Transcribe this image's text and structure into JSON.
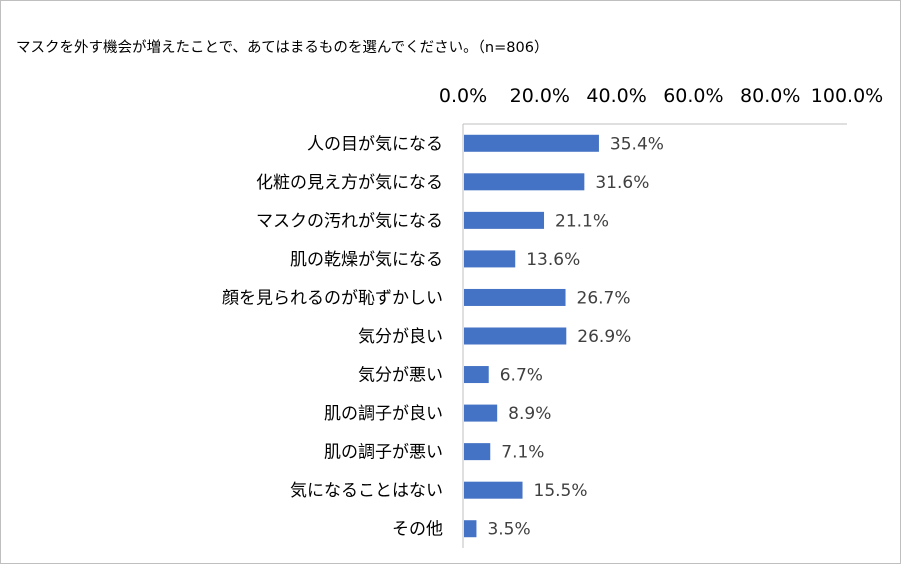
{
  "chart_data": {
    "type": "bar",
    "orientation": "horizontal",
    "title": "マスクを外す機会が増えたことで、あてはまるものを選んでください。（n=806）",
    "categories": [
      "人の目が気になる",
      "化粧の見え方が気になる",
      "マスクの汚れが気になる",
      "肌の乾燥が気になる",
      "顔を見られるのが恥ずかしい",
      "気分が良い",
      "気分が悪い",
      "肌の調子が良い",
      "肌の調子が悪い",
      "気になることはない",
      "その他"
    ],
    "values": [
      35.4,
      31.6,
      21.1,
      13.6,
      26.7,
      26.9,
      6.7,
      8.9,
      7.1,
      15.5,
      3.5
    ],
    "data_labels": [
      "35.4%",
      "31.6%",
      "21.1%",
      "13.6%",
      "26.7%",
      "26.9%",
      "6.7%",
      "8.9%",
      "7.1%",
      "15.5%",
      "3.5%"
    ],
    "xlim": [
      0,
      100
    ],
    "tick_labels": [
      "0.0%",
      "20.0%",
      "40.0%",
      "60.0%",
      "80.0%",
      "100.0%"
    ],
    "axis_position": "top",
    "grid": false,
    "bar_color": "#4472c4"
  }
}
_ _ _ _ _
### [The request]
Leaving all pictures aside, quote each record exactly.

### [Written response]
Transcribe this image's text and structure into JSON.
{
  "chart_data": {
    "type": "bar",
    "orientation": "horizontal",
    "title": "マスクを外す機会が増えたことで、あてはまるものを選んでください。（n=806）",
    "categories": [
      "人の目が気になる",
      "化粧の見え方が気になる",
      "マスクの汚れが気になる",
      "肌の乾燥が気になる",
      "顔を見られるのが恥ずかしい",
      "気分が良い",
      "気分が悪い",
      "肌の調子が良い",
      "肌の調子が悪い",
      "気になることはない",
      "その他"
    ],
    "values": [
      35.4,
      31.6,
      21.1,
      13.6,
      26.7,
      26.9,
      6.7,
      8.9,
      7.1,
      15.5,
      3.5
    ],
    "data_labels": [
      "35.4%",
      "31.6%",
      "21.1%",
      "13.6%",
      "26.7%",
      "26.9%",
      "6.7%",
      "8.9%",
      "7.1%",
      "15.5%",
      "3.5%"
    ],
    "xlim": [
      0,
      100
    ],
    "tick_labels": [
      "0.0%",
      "20.0%",
      "40.0%",
      "60.0%",
      "80.0%",
      "100.0%"
    ],
    "axis_position": "top",
    "grid": false,
    "bar_color": "#4472c4"
  }
}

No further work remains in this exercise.